* REQUIREMENT:
When a line below holds the string "patients", show that line.
(EXERCISE MATERIALS)
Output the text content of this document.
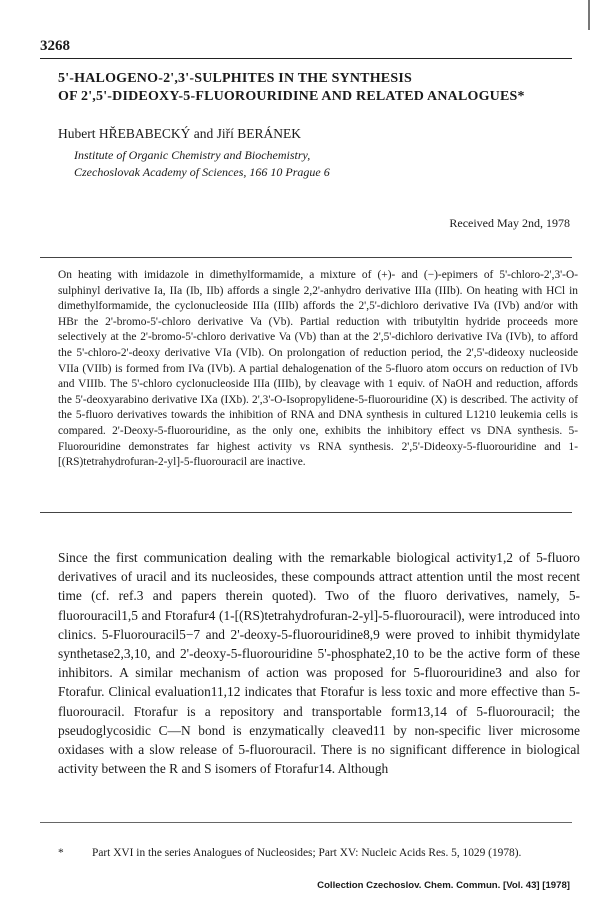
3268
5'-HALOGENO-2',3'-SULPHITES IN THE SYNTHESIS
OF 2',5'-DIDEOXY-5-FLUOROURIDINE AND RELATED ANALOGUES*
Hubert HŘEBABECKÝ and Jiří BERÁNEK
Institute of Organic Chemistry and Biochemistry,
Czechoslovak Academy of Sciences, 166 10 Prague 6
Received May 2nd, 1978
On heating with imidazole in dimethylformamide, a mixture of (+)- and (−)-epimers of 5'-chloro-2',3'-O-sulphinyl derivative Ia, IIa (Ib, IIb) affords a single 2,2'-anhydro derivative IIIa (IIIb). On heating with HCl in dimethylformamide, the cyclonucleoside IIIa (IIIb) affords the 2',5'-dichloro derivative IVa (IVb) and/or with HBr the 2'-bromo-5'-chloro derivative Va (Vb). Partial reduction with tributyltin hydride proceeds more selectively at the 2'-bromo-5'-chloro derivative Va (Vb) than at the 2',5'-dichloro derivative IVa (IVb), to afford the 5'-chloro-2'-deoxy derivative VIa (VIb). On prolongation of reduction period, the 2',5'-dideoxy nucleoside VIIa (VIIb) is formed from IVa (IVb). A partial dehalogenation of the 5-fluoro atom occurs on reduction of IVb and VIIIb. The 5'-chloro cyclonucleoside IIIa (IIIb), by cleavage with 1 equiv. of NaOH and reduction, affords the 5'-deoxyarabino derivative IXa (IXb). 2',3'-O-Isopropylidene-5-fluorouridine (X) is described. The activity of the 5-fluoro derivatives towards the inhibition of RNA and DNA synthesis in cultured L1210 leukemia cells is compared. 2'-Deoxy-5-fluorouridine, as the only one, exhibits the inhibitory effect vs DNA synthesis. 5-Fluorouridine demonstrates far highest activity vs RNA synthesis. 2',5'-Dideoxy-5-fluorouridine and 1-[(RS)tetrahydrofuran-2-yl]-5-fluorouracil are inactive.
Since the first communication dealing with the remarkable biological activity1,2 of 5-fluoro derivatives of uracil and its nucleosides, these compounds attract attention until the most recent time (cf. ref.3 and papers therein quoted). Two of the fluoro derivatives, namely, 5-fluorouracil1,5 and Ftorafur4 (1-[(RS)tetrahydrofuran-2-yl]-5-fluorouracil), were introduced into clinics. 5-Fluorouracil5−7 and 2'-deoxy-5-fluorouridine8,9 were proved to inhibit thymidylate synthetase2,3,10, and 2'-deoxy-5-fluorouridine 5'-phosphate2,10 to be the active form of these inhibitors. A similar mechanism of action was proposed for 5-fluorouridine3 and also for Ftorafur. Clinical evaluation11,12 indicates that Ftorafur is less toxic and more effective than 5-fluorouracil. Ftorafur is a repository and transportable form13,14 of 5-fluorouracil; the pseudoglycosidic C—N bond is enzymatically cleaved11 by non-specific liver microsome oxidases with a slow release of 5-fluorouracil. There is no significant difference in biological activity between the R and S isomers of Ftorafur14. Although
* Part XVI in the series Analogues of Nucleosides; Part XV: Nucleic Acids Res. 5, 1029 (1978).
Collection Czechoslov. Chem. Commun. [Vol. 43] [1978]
(End EXERCISE MATERIALS)
(EXERCISE MATERIALS)
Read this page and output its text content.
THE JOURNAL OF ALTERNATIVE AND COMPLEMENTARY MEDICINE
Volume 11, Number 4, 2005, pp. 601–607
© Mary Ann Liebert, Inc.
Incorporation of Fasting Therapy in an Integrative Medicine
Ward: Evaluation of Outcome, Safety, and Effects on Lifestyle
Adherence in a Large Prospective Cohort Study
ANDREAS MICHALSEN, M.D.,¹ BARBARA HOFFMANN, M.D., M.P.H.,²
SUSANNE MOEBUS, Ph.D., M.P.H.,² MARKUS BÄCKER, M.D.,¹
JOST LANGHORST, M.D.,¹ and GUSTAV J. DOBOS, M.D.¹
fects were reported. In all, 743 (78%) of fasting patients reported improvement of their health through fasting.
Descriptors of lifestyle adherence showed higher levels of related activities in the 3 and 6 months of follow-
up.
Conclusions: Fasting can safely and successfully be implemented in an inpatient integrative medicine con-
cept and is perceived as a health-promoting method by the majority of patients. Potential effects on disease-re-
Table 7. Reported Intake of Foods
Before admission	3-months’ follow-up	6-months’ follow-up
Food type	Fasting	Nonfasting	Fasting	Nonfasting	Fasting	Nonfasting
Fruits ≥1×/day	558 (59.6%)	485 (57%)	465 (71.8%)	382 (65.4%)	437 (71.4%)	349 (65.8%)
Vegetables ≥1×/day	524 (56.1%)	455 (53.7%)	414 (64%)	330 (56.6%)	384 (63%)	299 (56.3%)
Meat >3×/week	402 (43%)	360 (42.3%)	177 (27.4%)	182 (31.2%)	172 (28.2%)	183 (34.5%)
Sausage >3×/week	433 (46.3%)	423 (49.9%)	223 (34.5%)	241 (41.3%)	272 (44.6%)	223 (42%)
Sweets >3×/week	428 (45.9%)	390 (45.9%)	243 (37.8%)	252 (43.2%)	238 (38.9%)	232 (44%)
(End EXERCISE MATERIALS)
(EXERCISE MATERIALS)
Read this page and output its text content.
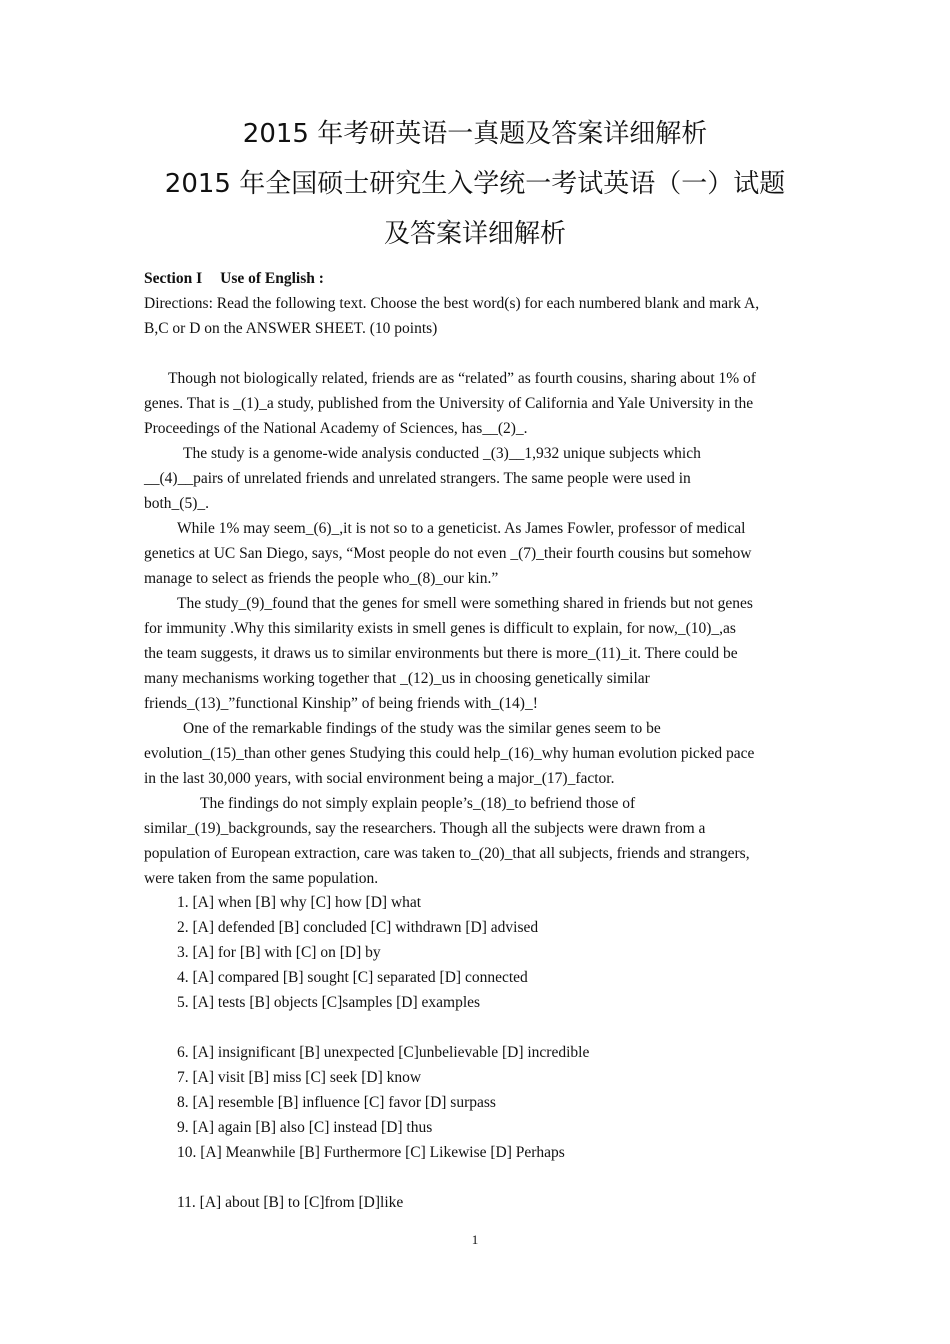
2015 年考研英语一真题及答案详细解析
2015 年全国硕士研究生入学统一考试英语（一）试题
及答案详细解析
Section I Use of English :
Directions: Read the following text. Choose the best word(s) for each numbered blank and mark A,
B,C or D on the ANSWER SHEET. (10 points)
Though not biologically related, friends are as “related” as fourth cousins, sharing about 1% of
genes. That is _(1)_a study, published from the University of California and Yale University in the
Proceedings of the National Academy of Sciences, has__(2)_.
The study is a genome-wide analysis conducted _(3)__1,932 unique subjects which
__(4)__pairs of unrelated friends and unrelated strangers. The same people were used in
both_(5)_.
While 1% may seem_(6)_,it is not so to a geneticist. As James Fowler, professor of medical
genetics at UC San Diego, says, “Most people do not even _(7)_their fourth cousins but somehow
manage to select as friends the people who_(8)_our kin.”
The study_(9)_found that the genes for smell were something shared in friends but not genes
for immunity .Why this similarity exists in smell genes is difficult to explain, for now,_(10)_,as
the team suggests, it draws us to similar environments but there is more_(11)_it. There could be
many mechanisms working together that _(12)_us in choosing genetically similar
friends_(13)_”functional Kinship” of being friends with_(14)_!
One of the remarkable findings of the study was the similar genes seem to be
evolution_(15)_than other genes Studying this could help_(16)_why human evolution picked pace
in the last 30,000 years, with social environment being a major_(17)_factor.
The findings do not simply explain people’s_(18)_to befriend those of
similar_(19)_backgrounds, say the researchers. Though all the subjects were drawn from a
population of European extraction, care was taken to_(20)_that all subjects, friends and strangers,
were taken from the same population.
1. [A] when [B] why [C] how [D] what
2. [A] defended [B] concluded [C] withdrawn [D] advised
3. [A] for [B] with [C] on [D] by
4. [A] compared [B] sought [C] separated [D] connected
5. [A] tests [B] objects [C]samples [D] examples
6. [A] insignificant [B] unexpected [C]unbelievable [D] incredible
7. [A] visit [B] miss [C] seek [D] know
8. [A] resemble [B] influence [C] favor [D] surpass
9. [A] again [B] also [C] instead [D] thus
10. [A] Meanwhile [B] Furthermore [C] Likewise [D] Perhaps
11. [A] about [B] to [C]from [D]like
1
(End EXERCISE MATERIALS)
* OUTPUT FOR THIS EXERCISE:
fects were reported. In all, 743 (78%) of fasting patients reported improvement of their health through fasting.
cept and is perceived as a health-promoting method by the majority of patients. Potential effects on disease-re-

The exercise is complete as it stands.